TO DO >> Compile every line that includes the word "JSON".

---------- INFORMATION PROVIDED ----------

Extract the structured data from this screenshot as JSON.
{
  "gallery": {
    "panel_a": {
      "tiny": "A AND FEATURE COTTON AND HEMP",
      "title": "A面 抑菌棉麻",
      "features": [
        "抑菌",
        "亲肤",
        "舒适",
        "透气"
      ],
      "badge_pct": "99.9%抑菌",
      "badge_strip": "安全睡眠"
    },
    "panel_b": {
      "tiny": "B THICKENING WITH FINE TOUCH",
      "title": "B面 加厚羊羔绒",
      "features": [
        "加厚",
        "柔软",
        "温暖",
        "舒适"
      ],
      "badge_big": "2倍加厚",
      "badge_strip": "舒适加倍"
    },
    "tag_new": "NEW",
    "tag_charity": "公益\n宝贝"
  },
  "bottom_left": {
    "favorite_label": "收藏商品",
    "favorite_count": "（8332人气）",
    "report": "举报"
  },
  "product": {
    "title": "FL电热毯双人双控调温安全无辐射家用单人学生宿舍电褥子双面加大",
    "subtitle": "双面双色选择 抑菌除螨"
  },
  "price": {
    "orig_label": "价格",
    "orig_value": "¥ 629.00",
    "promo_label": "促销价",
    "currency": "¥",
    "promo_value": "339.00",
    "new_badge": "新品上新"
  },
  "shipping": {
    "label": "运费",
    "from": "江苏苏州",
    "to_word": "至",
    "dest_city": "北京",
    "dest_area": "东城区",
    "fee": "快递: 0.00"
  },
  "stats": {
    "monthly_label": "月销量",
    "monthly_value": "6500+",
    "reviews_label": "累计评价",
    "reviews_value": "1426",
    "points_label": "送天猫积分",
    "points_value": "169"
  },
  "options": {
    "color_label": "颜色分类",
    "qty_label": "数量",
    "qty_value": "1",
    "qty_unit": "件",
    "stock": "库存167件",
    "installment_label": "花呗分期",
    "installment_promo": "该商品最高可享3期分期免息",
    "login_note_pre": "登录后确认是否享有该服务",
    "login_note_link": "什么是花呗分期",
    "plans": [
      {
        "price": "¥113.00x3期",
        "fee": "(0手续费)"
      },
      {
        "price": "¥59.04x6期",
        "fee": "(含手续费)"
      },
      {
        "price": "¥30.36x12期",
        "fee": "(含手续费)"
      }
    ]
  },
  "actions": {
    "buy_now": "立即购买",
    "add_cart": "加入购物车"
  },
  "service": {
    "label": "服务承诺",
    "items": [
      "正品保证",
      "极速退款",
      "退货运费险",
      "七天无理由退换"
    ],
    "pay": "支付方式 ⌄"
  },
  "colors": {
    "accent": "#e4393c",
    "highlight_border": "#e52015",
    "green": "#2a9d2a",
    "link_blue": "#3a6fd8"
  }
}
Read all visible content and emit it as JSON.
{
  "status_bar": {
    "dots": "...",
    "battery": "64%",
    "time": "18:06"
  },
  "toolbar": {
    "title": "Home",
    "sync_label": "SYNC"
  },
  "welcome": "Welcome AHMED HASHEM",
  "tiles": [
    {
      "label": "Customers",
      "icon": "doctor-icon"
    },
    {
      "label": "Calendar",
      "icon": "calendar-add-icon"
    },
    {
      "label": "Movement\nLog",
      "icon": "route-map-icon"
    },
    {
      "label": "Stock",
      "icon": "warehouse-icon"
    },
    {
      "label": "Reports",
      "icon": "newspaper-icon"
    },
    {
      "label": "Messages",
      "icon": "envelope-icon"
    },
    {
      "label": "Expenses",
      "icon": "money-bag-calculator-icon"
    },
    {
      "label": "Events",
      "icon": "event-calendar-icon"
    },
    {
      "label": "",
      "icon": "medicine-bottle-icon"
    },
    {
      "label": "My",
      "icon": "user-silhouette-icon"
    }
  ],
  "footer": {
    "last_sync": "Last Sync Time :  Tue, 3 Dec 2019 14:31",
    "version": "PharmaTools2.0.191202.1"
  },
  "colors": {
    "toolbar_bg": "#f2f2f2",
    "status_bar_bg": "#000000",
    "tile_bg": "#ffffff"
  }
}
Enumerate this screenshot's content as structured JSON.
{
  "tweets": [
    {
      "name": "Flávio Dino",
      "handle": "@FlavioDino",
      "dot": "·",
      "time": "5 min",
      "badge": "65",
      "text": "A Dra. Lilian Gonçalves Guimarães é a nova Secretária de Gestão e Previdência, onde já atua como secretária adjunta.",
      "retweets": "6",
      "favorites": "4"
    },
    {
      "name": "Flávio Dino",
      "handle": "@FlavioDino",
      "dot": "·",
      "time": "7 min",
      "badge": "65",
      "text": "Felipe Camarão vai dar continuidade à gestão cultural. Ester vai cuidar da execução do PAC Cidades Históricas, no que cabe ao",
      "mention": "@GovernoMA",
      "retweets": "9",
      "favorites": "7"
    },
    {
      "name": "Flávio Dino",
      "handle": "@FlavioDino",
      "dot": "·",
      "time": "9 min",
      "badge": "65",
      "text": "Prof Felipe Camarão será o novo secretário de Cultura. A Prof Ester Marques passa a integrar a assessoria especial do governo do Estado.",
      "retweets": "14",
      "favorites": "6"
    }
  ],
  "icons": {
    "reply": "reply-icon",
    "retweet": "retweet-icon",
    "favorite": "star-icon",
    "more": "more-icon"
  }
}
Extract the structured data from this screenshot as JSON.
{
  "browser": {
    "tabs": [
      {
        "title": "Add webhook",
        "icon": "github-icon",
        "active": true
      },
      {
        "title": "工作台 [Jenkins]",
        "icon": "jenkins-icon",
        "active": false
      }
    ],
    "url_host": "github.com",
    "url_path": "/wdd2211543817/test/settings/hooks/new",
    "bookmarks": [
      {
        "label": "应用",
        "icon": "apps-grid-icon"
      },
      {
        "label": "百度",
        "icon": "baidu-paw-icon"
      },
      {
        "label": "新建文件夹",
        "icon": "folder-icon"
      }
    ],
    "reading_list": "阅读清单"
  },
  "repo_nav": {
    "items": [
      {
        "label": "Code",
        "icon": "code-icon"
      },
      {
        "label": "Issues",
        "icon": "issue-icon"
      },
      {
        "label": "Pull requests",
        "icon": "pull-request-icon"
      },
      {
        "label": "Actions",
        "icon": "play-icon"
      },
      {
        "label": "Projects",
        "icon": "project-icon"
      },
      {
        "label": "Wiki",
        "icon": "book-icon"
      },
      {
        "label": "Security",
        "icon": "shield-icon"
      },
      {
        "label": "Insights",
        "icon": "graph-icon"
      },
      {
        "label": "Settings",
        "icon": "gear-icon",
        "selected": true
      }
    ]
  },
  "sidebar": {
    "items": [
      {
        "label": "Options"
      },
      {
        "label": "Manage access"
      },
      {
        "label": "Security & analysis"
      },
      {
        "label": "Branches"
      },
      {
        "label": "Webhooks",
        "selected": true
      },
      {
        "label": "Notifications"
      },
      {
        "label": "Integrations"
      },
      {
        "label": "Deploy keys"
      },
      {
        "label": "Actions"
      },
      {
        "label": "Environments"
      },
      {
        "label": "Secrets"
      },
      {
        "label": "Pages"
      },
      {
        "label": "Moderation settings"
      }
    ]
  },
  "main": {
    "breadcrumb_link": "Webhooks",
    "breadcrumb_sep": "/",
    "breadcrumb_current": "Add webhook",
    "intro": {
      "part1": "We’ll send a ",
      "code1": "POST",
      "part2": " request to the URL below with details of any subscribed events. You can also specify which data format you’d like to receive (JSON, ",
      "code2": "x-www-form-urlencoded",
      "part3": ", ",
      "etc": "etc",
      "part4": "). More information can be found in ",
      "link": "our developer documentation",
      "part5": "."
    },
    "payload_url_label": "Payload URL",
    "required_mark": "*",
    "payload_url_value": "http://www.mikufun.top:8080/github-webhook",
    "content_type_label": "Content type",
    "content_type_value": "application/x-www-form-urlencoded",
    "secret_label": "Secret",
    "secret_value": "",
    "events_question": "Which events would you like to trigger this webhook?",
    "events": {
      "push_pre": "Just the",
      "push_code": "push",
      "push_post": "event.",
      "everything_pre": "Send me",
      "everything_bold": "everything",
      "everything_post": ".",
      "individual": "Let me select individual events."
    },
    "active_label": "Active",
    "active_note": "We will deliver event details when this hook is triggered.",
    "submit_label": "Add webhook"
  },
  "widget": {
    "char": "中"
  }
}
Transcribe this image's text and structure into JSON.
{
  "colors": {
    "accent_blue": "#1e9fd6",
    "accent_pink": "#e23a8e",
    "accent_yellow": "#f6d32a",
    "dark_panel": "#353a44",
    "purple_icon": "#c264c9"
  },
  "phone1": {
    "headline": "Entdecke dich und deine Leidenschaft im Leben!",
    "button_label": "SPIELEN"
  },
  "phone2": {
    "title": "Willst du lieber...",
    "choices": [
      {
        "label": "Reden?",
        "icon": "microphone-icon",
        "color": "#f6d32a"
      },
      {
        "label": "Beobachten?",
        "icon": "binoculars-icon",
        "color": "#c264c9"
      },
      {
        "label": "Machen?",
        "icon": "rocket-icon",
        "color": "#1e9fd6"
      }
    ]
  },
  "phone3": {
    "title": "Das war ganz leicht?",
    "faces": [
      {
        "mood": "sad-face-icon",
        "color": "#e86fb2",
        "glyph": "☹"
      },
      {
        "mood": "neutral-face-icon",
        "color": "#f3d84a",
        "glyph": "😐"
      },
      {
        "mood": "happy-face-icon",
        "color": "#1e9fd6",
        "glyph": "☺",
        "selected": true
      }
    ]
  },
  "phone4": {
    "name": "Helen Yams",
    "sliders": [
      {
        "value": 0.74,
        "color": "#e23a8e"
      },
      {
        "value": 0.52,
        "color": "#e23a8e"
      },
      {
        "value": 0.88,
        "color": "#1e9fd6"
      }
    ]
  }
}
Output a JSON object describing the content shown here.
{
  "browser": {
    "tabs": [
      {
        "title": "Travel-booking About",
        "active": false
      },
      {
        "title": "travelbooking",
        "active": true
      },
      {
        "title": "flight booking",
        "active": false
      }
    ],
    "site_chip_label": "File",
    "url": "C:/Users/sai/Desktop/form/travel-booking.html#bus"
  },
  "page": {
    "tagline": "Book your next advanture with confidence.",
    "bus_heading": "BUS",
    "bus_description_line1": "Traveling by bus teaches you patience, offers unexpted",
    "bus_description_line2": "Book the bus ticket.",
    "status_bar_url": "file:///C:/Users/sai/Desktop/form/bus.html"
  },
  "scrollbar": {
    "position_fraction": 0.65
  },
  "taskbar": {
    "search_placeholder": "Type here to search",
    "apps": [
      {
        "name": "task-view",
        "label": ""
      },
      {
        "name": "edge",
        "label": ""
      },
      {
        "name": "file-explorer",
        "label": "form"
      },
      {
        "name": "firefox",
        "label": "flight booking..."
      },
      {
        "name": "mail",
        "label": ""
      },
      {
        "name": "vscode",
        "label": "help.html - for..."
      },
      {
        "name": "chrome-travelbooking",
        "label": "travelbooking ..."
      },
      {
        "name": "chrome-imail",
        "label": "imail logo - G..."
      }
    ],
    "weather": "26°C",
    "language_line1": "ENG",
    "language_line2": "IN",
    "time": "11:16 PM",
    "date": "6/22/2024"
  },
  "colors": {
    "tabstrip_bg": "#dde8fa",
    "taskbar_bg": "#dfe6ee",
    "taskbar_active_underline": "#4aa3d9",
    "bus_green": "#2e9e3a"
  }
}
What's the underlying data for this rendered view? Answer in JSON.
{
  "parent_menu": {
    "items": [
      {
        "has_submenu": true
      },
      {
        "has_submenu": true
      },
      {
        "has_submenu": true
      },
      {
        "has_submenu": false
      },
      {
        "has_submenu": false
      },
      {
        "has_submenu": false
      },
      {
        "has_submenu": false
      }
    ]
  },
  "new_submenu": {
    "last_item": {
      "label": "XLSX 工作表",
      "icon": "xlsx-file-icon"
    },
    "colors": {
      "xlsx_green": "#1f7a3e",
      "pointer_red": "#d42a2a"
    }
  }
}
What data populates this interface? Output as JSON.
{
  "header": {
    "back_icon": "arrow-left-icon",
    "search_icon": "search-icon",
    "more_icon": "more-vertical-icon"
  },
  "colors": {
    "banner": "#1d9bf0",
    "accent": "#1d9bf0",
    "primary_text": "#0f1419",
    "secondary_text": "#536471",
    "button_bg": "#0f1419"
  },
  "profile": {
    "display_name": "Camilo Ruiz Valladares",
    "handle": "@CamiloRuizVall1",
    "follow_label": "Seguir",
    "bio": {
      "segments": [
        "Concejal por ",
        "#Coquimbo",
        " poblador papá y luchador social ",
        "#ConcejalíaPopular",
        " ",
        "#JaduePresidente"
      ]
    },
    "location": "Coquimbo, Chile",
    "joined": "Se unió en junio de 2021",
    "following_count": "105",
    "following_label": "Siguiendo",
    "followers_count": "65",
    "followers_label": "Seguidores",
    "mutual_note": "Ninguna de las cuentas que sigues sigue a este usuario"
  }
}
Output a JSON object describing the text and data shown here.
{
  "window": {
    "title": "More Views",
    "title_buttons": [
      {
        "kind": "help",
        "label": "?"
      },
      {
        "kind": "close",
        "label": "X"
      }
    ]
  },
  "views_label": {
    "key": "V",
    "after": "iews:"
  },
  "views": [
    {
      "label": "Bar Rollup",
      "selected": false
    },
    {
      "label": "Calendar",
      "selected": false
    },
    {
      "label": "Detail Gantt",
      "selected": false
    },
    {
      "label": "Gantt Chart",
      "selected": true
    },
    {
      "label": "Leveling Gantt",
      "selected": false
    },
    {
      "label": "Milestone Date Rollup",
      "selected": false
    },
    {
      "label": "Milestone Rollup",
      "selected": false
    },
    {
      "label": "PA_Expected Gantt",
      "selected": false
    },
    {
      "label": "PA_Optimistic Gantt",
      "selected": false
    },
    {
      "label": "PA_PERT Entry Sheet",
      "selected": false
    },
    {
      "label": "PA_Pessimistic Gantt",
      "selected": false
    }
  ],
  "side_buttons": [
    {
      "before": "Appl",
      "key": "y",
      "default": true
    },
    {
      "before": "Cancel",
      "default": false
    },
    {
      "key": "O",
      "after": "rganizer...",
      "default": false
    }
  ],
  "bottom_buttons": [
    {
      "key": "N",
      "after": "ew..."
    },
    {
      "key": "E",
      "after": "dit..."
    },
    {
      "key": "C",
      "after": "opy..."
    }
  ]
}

----------

EXERCISE RESULT >>
Extract the structured data from this screenshot as JSON.
Read all visible content and emit it as JSON.
Enumerate this screenshot's content as structured JSON.
Extract the structured data from this screenshot as JSON.
      "part2": " request to the URL below with details of any subscribed events. You can also specify which data format you’d like to receive (JSON, ",
Transcribe this image's text and structure into JSON.
Output a JSON object describing the content shown here.
What's the underlying data for this rendered view? Answer in JSON.
What data populates this interface? Output as JSON.
Output a JSON object describing the text and data shown here.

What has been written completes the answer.